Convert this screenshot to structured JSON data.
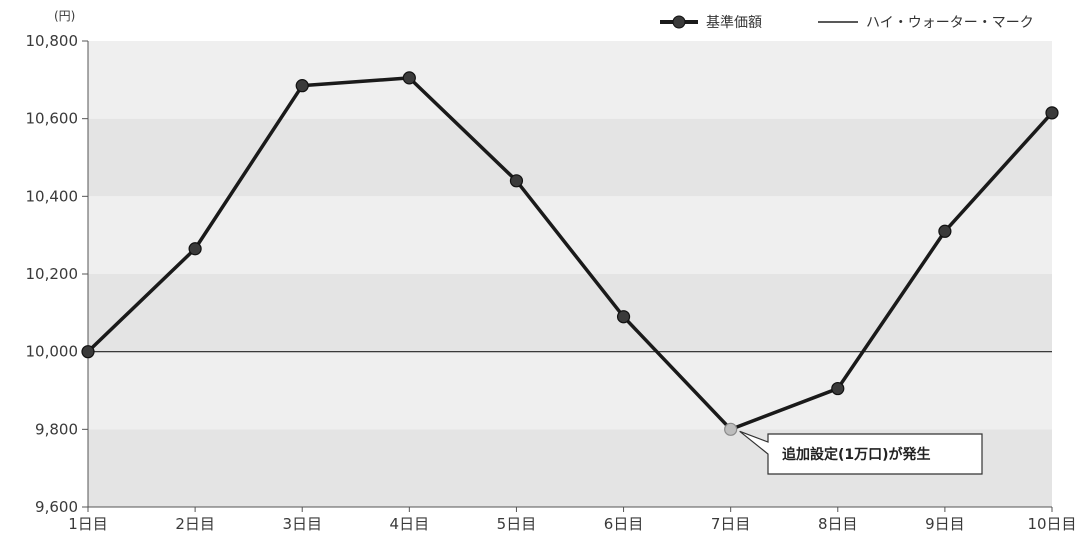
{
  "chart_data": {
    "type": "line",
    "unit_label": "(円)",
    "categories": [
      "1日目",
      "2日目",
      "3日目",
      "4日目",
      "5日目",
      "6日目",
      "7日目",
      "8日目",
      "9日目",
      "10日目"
    ],
    "series": [
      {
        "name": "基準価額",
        "values": [
          10000,
          10265,
          10685,
          10705,
          10440,
          10090,
          9800,
          9905,
          10310,
          10615
        ],
        "color": "#1a1a1a"
      }
    ],
    "reference_line": {
      "name": "ハイ・ウォーター・マーク",
      "value": 10000,
      "color": "#222222"
    },
    "highlight_point": {
      "index": 6,
      "color": "#bdbdbd"
    },
    "annotation": {
      "text": "追加設定(1万口)が発生",
      "index": 6
    },
    "ylim": [
      9600,
      10800
    ],
    "yticks": [
      9600,
      9800,
      10000,
      10200,
      10400,
      10600,
      10800
    ],
    "ytick_labels": [
      "9,600",
      "9,800",
      "10,000",
      "10,200",
      "10,400",
      "10,600",
      "10,800"
    ],
    "band_colors": [
      "#e4e4e4",
      "#efefef"
    ],
    "legend_position": "top-right",
    "grid": false
  }
}
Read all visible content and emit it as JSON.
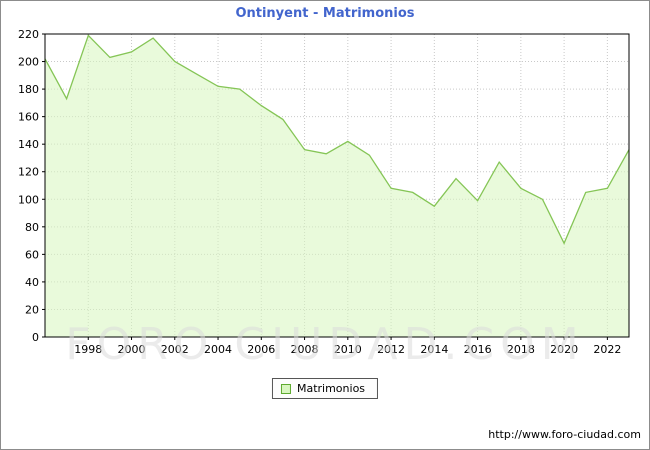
{
  "title": "Ontinyent - Matrimonios",
  "legend": {
    "label": "Matrimonios"
  },
  "footer": {
    "url": "http://www.foro-ciudad.com"
  },
  "watermark": "FORO CIUDAD.COM",
  "colors": {
    "title": "#4265cd",
    "line": "#85c556",
    "fill": "rgba(215,245,190,0.55)",
    "grid": "#c9c9c9",
    "axis": "#000000",
    "tick_text": "#000000"
  },
  "chart_data": {
    "type": "area",
    "title": "Ontinyent - Matrimonios",
    "xlabel": "",
    "ylabel": "",
    "x": [
      1996,
      1997,
      1998,
      1999,
      2000,
      2001,
      2002,
      2003,
      2004,
      2005,
      2006,
      2007,
      2008,
      2009,
      2010,
      2011,
      2012,
      2013,
      2014,
      2015,
      2016,
      2017,
      2018,
      2019,
      2020,
      2021,
      2022,
      2023
    ],
    "values": [
      202,
      173,
      219,
      203,
      207,
      217,
      200,
      191,
      182,
      180,
      168,
      158,
      136,
      133,
      142,
      132,
      108,
      105,
      95,
      115,
      99,
      127,
      108,
      100,
      68,
      105,
      108,
      136
    ],
    "series_name": "Matrimonios",
    "ylim": [
      0,
      220
    ],
    "y_tick_step": 20,
    "x_tick_years": [
      1998,
      2000,
      2002,
      2004,
      2006,
      2008,
      2010,
      2012,
      2014,
      2016,
      2018,
      2020,
      2022
    ],
    "grid": true,
    "legend_position": "bottom"
  }
}
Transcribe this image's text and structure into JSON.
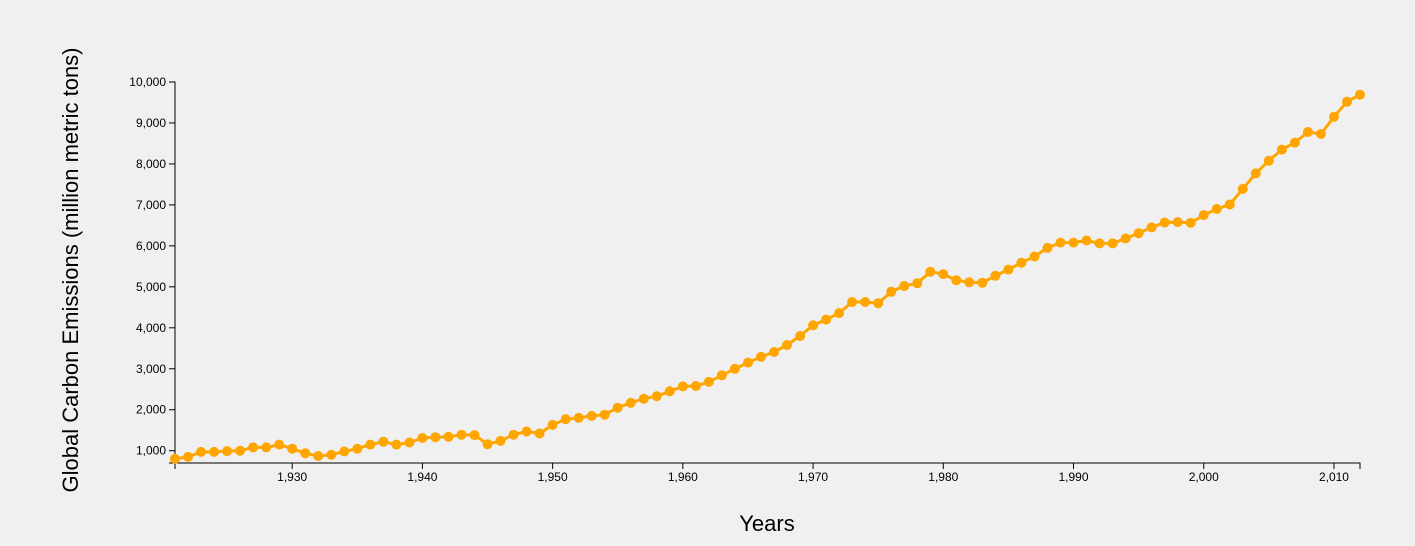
{
  "chart_data": {
    "type": "line",
    "title": "",
    "xlabel": "Years",
    "ylabel": "Global Carbon Emissions (million metric tons)",
    "xlim": [
      1921,
      2012
    ],
    "ylim": [
      700,
      10000
    ],
    "x_ticks": [
      1930,
      1940,
      1950,
      1960,
      1970,
      1980,
      1990,
      2000,
      2010
    ],
    "x_tick_labels": [
      "1,930",
      "1,940",
      "1,950",
      "1,960",
      "1,970",
      "1,980",
      "1,990",
      "2,000",
      "2,010"
    ],
    "y_ticks": [
      1000,
      2000,
      3000,
      4000,
      5000,
      6000,
      7000,
      8000,
      9000,
      10000
    ],
    "y_tick_labels": [
      "1,000",
      "2,000",
      "3,000",
      "4,000",
      "5,000",
      "6,000",
      "7,000",
      "8,000",
      "9,000",
      "10,000"
    ],
    "grid": false,
    "series": [
      {
        "color": "#ffa500",
        "x": [
          1921,
          1922,
          1923,
          1924,
          1925,
          1926,
          1927,
          1928,
          1929,
          1930,
          1931,
          1932,
          1933,
          1934,
          1935,
          1936,
          1937,
          1938,
          1939,
          1940,
          1941,
          1942,
          1943,
          1944,
          1945,
          1946,
          1947,
          1948,
          1949,
          1950,
          1951,
          1952,
          1953,
          1954,
          1955,
          1956,
          1957,
          1958,
          1959,
          1960,
          1961,
          1962,
          1963,
          1964,
          1965,
          1966,
          1967,
          1968,
          1969,
          1970,
          1971,
          1972,
          1973,
          1974,
          1975,
          1976,
          1977,
          1978,
          1979,
          1980,
          1981,
          1982,
          1983,
          1984,
          1985,
          1986,
          1987,
          1988,
          1989,
          1990,
          1991,
          1992,
          1993,
          1994,
          1995,
          1996,
          1997,
          1998,
          1999,
          2000,
          2001,
          2002,
          2003,
          2004,
          2005,
          2006,
          2007,
          2008,
          2009,
          2010,
          2011,
          2012
        ],
        "y": [
          800,
          850,
          970,
          970,
          990,
          1000,
          1080,
          1080,
          1150,
          1050,
          940,
          870,
          900,
          980,
          1050,
          1150,
          1220,
          1150,
          1200,
          1310,
          1330,
          1340,
          1390,
          1380,
          1160,
          1240,
          1390,
          1470,
          1420,
          1630,
          1770,
          1800,
          1850,
          1880,
          2050,
          2170,
          2270,
          2330,
          2450,
          2570,
          2580,
          2680,
          2840,
          3000,
          3150,
          3290,
          3410,
          3580,
          3800,
          4060,
          4200,
          4360,
          4630,
          4630,
          4600,
          4880,
          5020,
          5090,
          5370,
          5310,
          5160,
          5110,
          5100,
          5270,
          5420,
          5590,
          5740,
          5950,
          6080,
          6080,
          6130,
          6060,
          6060,
          6180,
          6310,
          6450,
          6570,
          6580,
          6560,
          6750,
          6900,
          7010,
          7390,
          7770,
          8080,
          8350,
          8520,
          8780,
          8730,
          9150,
          9520,
          9690
        ]
      }
    ]
  }
}
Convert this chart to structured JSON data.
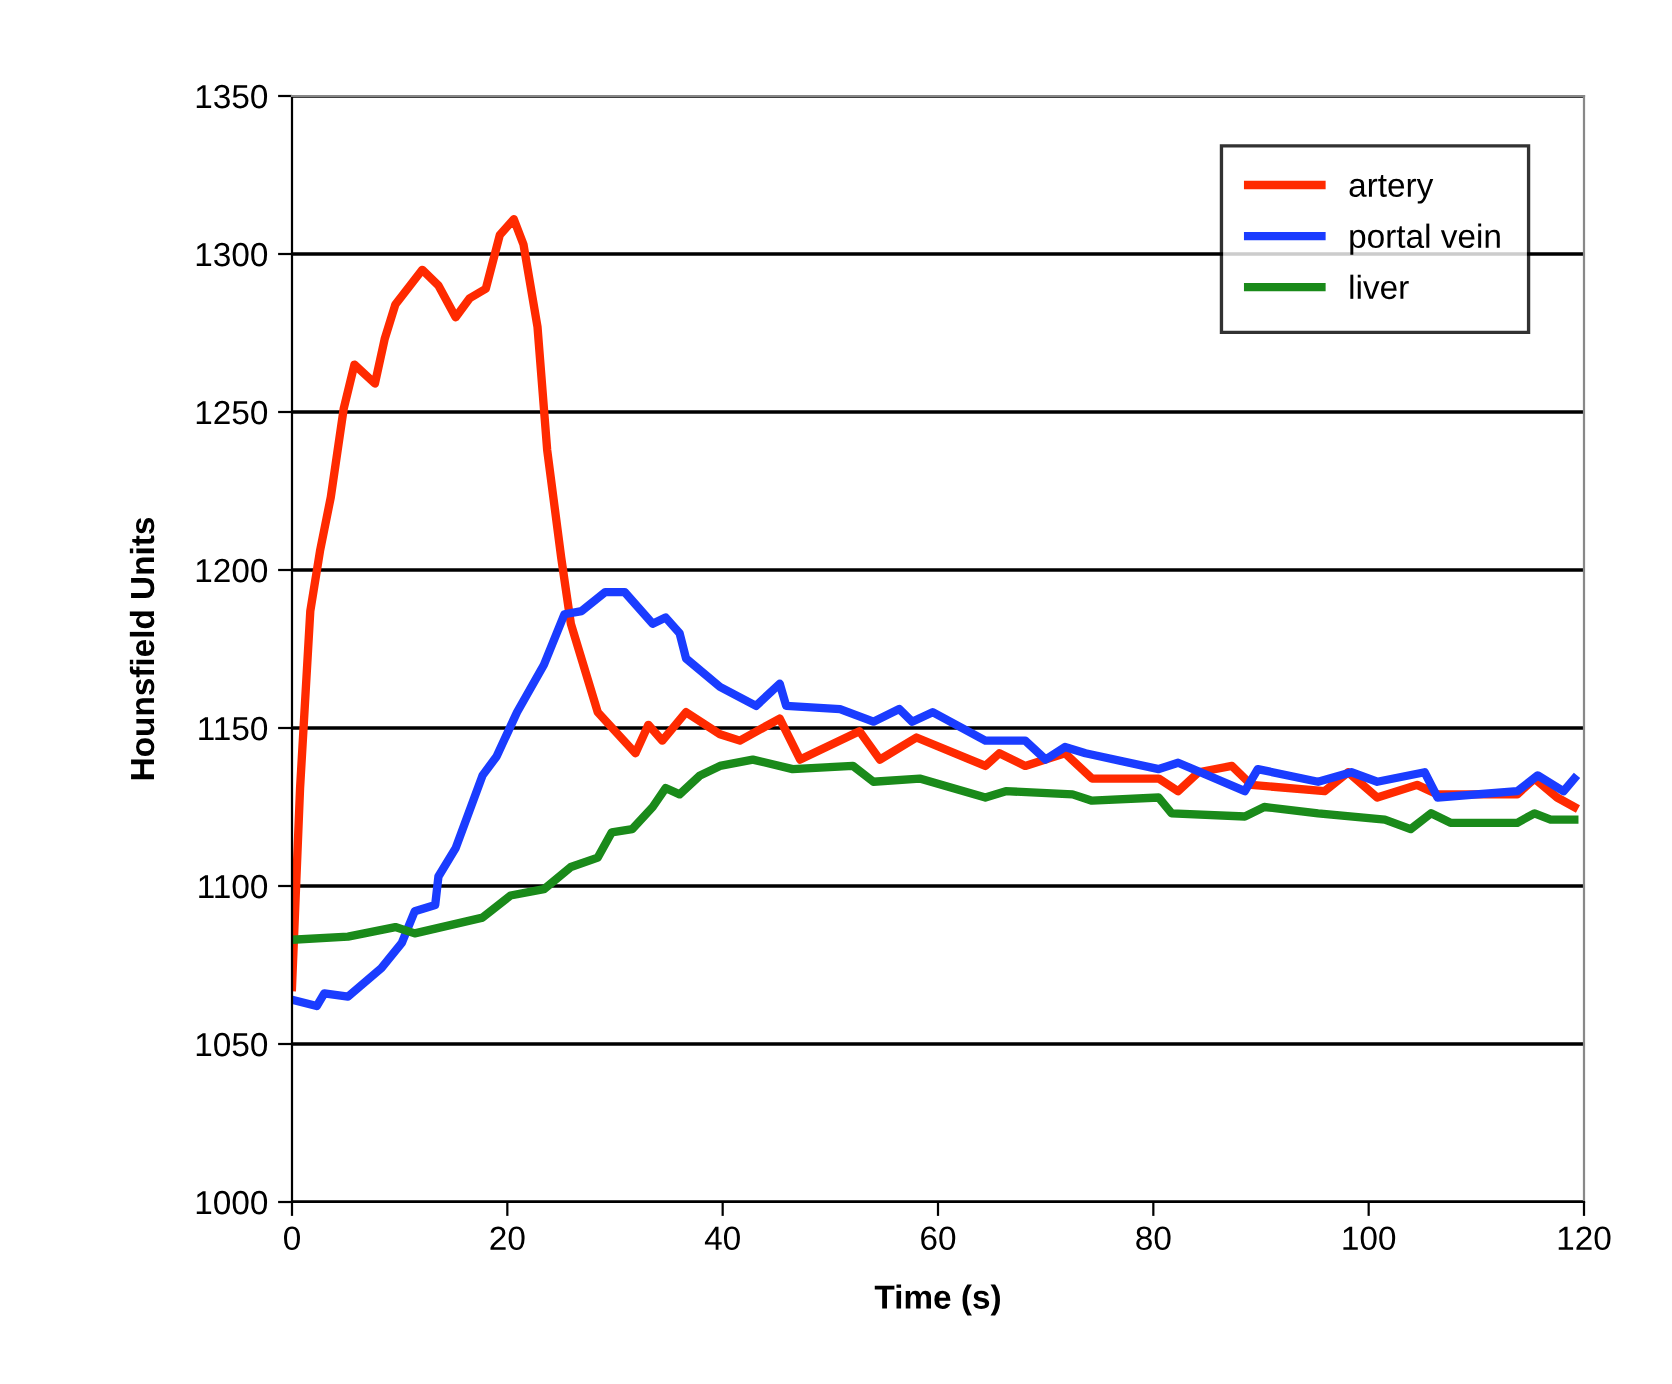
{
  "chart_data": {
    "type": "line",
    "xlabel": "Time (s)",
    "ylabel": "Hounsfield Units",
    "xlim": [
      0,
      120
    ],
    "xticks": [
      0,
      20,
      40,
      60,
      80,
      100,
      120
    ],
    "ylim": [
      1000,
      1350
    ],
    "yticks": [
      1000,
      1050,
      1100,
      1150,
      1200,
      1250,
      1300,
      1350
    ],
    "grid": "y",
    "legend": "top right",
    "marker": "none",
    "line_style": "solid",
    "series": [
      {
        "name": "artery",
        "color": "#ff2a00",
        "x": [
          0,
          0.75,
          1.7,
          2.6,
          3.6,
          4.8,
          5.8,
          7.7,
          8.6,
          9.6,
          12.1,
          13.6,
          15.2,
          16.5,
          18,
          19.3,
          20.6,
          21.5,
          22.8,
          23.7,
          25,
          25.9,
          28.4,
          31.9,
          33.1,
          34.4,
          36.6,
          39.75,
          41.6,
          45.3,
          47.2,
          52.7,
          54.6,
          58,
          64.4,
          65.7,
          68.1,
          71.8,
          74.3,
          80.5,
          82.3,
          84.2,
          87.3,
          89.1,
          95.9,
          98.1,
          100.8,
          104.5,
          106.4,
          113.8,
          115.4,
          117.5,
          119.1
        ],
        "values": [
          1068,
          1131,
          1187,
          1206,
          1223,
          1251,
          1265,
          1259,
          1273,
          1284,
          1295,
          1290,
          1280,
          1286,
          1289,
          1306,
          1311,
          1303,
          1277,
          1238,
          1204,
          1183,
          1155,
          1142,
          1151,
          1146,
          1155,
          1148,
          1146,
          1153,
          1140,
          1149,
          1140,
          1147,
          1138,
          1142,
          1138,
          1142,
          1134,
          1134,
          1130,
          1136,
          1138,
          1132,
          1130,
          1136,
          1128,
          1132,
          1129,
          1129,
          1134,
          1128,
          1125
        ]
      },
      {
        "name": "portal vein",
        "color": "#1a3cff",
        "x": [
          0,
          2.3,
          3,
          5.2,
          8.3,
          10.2,
          11.4,
          13.3,
          13.6,
          15.2,
          17.7,
          19,
          20.9,
          23.4,
          25.3,
          26.9,
          29.1,
          30.9,
          33.5,
          34.7,
          36,
          36.6,
          39.75,
          43.1,
          45.3,
          45.9,
          50.9,
          54,
          56.4,
          57.6,
          59.5,
          64.4,
          68.1,
          70,
          71.8,
          73.7,
          80.5,
          82.3,
          88.5,
          89.7,
          95.3,
          98.4,
          100.8,
          105.2,
          106.4,
          113.8,
          115.7,
          118.1,
          119.1
        ],
        "values": [
          1064,
          1062,
          1066,
          1065,
          1074,
          1082,
          1092,
          1094,
          1103,
          1112,
          1135,
          1141,
          1155,
          1170,
          1186,
          1187,
          1193,
          1193,
          1183,
          1185,
          1180,
          1172,
          1163,
          1157,
          1164,
          1157,
          1156,
          1152,
          1156,
          1152,
          1155,
          1146,
          1146,
          1140,
          1144,
          1142,
          1137,
          1139,
          1130,
          1137,
          1133,
          1136,
          1133,
          1136,
          1128,
          1130,
          1135,
          1130,
          1134
        ]
      },
      {
        "name": "liver",
        "color": "#1a8a1a",
        "x": [
          0,
          5.2,
          9.6,
          11.4,
          17.7,
          20.3,
          23.4,
          25.9,
          28.4,
          29.7,
          31.6,
          33.5,
          34.7,
          36,
          37.9,
          39.75,
          42.8,
          46.5,
          52.1,
          54,
          58.3,
          64.4,
          66.3,
          72.5,
          74.3,
          80.5,
          81.7,
          88.5,
          90.3,
          95.3,
          101.5,
          103.9,
          105.8,
          107.6,
          113.8,
          115.4,
          116.9,
          119.1
        ],
        "values": [
          1083,
          1084,
          1087,
          1085,
          1090,
          1097,
          1099,
          1106,
          1109,
          1117,
          1118,
          1125,
          1131,
          1129,
          1135,
          1138,
          1140,
          1137,
          1138,
          1133,
          1134,
          1128,
          1130,
          1129,
          1127,
          1128,
          1123,
          1122,
          1125,
          1123,
          1121,
          1118,
          1123,
          1120,
          1120,
          1123,
          1121,
          1121
        ]
      }
    ]
  }
}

^^^^^^^^^^^^^^^^

OBJECTIVE – Show each line of the data that contains the string "Matrimonios".

RESULT OF THIS EXERCISE –
  "title": "Ontinyent - Matrimonios",
    "label": "Matrimonios"
    "title": "Ontinyent - Matrimonios",
    "series_name": "Matrimonios",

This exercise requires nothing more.